### TASK DETAILS
Please extract from the Realised Cap Primer below the passage that starts at the words "The Realised Cap was" and stops after "the following graphic.".

### SOURCE TEXT
========================================
Realised Cap Primer
The Realised Cap is a metric originally developed for Bitcoin by the coinmetrics team in response to perceived shortcomings in the traditional Market Cap for valuing the network. The Market Cap, being the total coin supply multiplied by current spot price, has a tendency to over-estimate the liquid network value as it assigns equal economic weight to all UTXOs.
In reality, UTXOs have a different relative activity within a crypto-asset network. Long dormant coins, such as those in deep cold storage, or with the private keys lost, should have their economic value reasonably discounted. Old UTXOs, especially those older than six months are statistically less probable to be spent and re-enter circulation than those the more recently active counterparts.
The chart below illustrates this point, presenting the full historical transactions count (by year) bundled by age range at the time the UTXO was spent, along with the implied probability. UTXOs younger than 24hrs represent over 60% of all spends, and those older than 6months account for less than 10% (data Source: Glassnode).
The Realised Cap was designed to account for this phenomena by valuing each UTXO at the price when is was last spent. For Bitcoin, this method can be considered analogous to the fiat denominated value ‘saved’ in BTC. Historically this has resulted in a ‘stair stepping’ fractal though market cycles with the key market dynamics driving this behaviour summarised in the following graphic.
By dividing the realised cap by circulating BTC supply, we can also determine a market Realised Price. Given the realised cap is a form of aggregate ‘stored value’ for the Bitcoin market, the realised price is essentially the aggregate cost basis price level and thus represents a key psychological trading level where the bulk of unspent UTXOs are either in profit, or underwater.
Through past market cycles the realised cap tends to act as a strong psychological support level level during bear markets and, periods where the market cap falls below the realised cap have signalled strong accumulation opportunities (MVRV Ratio < 1.0). Conversely, where market cap far exceeds the realised cap, it signals a potential blow-off top with a majority of UTXOs in significant profit and thus becomes an opportune time to realised profits.
The MVRV ratio was first presented by David Puell as a tool to identify such market extremes by showing the relative distance between the market and realised capitalisation as an oscillator.
The Decred Realised Cap
UTXOs held by strong-hand Bitcoiners can often be characterised by long periods of dormancy, usually with few intermediate transactions between the original acquisition withdrawal, and the eventual spending/sale transaction. The realised value of these UTXOs are not re-priced often, making the movement of old coins acquired at much cheaper prices noticeable, primarily manifesting as a steepening of the realised cap gradient.
========================================
### DATASET ENTRIES
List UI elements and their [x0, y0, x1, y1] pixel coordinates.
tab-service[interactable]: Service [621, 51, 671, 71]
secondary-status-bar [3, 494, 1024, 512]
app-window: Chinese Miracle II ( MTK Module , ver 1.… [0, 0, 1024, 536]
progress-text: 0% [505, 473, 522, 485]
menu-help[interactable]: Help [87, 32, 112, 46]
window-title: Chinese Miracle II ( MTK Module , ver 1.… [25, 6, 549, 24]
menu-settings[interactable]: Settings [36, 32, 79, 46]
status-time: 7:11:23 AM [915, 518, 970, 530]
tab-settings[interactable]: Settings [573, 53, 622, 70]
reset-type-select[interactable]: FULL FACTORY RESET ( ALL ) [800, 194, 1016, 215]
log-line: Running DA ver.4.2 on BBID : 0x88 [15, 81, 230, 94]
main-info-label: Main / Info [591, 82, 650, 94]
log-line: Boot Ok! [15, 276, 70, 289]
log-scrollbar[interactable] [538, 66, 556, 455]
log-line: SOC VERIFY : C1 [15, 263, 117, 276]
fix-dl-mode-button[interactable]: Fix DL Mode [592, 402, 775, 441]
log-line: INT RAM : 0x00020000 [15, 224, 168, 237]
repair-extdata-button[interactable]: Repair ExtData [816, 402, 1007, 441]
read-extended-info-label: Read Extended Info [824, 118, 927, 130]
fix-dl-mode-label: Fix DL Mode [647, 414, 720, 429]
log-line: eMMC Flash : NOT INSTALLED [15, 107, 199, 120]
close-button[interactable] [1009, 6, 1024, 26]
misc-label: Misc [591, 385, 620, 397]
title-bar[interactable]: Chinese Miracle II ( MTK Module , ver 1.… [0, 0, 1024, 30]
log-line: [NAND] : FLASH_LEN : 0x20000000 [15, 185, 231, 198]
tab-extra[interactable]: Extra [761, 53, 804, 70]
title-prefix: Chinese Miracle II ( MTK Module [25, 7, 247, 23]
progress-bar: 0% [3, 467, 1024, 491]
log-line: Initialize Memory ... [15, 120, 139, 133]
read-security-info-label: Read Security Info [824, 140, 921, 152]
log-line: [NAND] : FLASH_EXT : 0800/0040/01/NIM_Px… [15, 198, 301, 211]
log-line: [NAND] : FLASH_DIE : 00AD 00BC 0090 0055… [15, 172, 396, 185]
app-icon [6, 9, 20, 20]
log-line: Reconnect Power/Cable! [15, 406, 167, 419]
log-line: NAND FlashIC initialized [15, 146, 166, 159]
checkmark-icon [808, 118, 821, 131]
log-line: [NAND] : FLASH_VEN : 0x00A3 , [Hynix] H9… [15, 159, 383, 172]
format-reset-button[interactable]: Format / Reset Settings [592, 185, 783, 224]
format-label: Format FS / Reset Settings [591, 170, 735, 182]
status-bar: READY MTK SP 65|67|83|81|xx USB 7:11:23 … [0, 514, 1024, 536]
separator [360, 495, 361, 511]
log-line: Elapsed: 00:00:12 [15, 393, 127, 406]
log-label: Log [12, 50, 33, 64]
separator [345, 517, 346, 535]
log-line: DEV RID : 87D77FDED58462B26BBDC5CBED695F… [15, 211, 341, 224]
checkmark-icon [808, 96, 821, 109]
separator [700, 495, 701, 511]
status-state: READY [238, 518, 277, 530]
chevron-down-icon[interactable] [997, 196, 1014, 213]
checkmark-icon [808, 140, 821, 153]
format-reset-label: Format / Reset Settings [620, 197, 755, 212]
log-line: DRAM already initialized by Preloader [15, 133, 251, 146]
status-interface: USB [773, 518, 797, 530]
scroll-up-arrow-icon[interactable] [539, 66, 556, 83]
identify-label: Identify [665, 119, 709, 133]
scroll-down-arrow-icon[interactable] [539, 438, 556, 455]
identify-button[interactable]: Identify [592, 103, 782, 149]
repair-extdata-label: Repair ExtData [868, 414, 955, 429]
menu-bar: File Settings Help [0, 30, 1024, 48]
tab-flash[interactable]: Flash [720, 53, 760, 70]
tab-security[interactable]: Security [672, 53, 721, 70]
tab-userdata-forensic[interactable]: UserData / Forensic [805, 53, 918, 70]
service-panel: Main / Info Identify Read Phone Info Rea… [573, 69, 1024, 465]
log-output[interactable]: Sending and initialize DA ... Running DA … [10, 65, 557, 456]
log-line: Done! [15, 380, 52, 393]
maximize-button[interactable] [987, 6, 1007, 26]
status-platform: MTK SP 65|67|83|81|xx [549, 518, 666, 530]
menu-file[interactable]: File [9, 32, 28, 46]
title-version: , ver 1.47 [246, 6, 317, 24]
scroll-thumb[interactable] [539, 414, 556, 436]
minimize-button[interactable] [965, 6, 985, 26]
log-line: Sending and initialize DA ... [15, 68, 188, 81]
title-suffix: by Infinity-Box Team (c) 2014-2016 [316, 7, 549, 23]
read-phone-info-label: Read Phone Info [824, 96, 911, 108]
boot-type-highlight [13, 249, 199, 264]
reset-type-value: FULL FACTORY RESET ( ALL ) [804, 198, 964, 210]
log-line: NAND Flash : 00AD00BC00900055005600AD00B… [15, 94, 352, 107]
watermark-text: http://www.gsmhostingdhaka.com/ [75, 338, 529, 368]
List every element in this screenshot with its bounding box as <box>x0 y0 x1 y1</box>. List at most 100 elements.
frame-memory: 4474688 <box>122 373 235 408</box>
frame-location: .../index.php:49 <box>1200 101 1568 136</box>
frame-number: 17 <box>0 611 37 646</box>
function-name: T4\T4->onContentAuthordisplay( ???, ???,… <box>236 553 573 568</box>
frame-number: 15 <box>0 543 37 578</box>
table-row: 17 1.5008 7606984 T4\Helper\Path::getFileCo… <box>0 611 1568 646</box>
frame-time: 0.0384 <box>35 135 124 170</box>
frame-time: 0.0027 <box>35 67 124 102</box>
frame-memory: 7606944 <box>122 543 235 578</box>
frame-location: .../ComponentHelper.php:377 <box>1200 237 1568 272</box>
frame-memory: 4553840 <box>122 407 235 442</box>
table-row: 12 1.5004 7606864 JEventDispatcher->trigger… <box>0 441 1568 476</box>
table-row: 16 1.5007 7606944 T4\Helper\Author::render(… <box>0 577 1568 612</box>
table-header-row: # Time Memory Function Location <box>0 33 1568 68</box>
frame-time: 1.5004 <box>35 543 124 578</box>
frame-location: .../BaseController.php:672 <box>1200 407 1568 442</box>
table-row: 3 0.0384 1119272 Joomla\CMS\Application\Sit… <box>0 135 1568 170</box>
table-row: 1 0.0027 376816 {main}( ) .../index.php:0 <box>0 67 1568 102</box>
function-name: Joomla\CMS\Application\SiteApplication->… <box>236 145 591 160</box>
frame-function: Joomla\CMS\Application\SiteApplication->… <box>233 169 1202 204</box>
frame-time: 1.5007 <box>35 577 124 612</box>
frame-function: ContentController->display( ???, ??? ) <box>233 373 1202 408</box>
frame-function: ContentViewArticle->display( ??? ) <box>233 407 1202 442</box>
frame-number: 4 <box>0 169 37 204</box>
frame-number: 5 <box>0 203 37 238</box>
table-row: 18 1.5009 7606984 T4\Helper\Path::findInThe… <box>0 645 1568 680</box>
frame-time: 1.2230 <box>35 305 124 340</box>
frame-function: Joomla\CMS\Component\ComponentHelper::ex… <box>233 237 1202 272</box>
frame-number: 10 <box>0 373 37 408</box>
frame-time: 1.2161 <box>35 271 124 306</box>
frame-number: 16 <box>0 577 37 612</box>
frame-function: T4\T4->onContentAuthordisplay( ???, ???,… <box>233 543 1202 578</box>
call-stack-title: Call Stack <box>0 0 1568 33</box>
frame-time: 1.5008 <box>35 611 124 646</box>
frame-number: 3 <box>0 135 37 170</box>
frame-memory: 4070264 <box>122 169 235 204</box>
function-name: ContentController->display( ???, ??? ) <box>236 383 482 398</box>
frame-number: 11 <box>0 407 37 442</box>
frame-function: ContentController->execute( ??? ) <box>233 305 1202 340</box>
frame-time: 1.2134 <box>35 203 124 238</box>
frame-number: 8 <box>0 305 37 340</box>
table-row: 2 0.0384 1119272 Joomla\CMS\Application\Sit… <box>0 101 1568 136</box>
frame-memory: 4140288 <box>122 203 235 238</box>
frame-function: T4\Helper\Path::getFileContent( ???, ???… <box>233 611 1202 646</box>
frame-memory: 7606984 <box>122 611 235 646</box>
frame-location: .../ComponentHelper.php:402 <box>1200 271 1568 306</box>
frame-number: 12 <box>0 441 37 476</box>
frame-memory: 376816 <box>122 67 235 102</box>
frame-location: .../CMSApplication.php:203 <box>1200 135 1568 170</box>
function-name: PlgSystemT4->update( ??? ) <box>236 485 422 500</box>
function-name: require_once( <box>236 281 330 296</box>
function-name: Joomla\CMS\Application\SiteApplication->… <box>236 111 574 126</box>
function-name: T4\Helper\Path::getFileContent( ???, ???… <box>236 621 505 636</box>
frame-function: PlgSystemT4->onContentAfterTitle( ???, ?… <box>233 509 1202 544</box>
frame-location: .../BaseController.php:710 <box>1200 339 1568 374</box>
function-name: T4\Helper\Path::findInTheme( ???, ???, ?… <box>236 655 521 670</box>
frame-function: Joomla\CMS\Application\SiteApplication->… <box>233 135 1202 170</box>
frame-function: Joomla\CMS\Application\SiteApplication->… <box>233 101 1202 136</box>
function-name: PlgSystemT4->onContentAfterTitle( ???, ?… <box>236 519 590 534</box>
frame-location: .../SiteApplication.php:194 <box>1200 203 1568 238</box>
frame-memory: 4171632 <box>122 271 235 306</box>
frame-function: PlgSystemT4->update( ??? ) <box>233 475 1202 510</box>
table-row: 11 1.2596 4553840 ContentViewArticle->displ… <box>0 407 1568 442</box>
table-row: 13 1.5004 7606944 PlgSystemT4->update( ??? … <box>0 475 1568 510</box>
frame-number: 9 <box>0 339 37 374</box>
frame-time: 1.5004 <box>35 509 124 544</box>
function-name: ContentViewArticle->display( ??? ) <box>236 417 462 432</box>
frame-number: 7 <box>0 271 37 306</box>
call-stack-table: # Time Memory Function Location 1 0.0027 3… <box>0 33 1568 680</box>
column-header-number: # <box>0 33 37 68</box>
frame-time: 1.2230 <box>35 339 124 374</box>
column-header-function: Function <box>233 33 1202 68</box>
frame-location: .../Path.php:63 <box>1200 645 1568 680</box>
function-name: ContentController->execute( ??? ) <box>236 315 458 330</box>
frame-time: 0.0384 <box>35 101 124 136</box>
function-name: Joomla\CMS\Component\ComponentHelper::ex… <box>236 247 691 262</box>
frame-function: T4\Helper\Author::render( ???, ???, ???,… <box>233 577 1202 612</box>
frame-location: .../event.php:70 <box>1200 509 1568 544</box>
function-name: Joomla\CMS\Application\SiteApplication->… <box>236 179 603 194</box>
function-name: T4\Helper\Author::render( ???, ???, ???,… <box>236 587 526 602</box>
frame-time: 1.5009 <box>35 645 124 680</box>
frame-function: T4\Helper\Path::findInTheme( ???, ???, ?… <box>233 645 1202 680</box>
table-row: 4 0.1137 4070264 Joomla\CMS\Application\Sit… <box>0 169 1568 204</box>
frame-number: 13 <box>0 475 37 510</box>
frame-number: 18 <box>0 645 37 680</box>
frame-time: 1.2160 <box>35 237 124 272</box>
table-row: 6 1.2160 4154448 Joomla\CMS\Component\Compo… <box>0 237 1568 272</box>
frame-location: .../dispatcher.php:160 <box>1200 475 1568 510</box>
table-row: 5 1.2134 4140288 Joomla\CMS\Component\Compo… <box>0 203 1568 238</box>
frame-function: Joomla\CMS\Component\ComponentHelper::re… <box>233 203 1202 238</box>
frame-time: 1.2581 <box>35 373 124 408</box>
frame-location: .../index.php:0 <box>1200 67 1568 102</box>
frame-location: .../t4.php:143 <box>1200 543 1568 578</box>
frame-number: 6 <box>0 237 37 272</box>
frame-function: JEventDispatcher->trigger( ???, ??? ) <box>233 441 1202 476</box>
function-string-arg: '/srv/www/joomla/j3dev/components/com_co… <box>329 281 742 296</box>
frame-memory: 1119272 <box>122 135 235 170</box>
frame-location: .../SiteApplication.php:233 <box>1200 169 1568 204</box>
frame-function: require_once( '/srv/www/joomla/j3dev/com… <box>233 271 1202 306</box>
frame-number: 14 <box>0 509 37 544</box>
========================================
### WRITTEN ANSWER
The Realised Cap was designed to account for this phenomena by valuing each UTXO at the price when is was last spent. For Bitcoin, this method can be considered analogous to the fiat denominated value ‘saved’ in BTC. Historically this has resulted in a ‘stair stepping’ fractal though market cycles with the key market dynamics driving this behaviour summarised in the following graphic.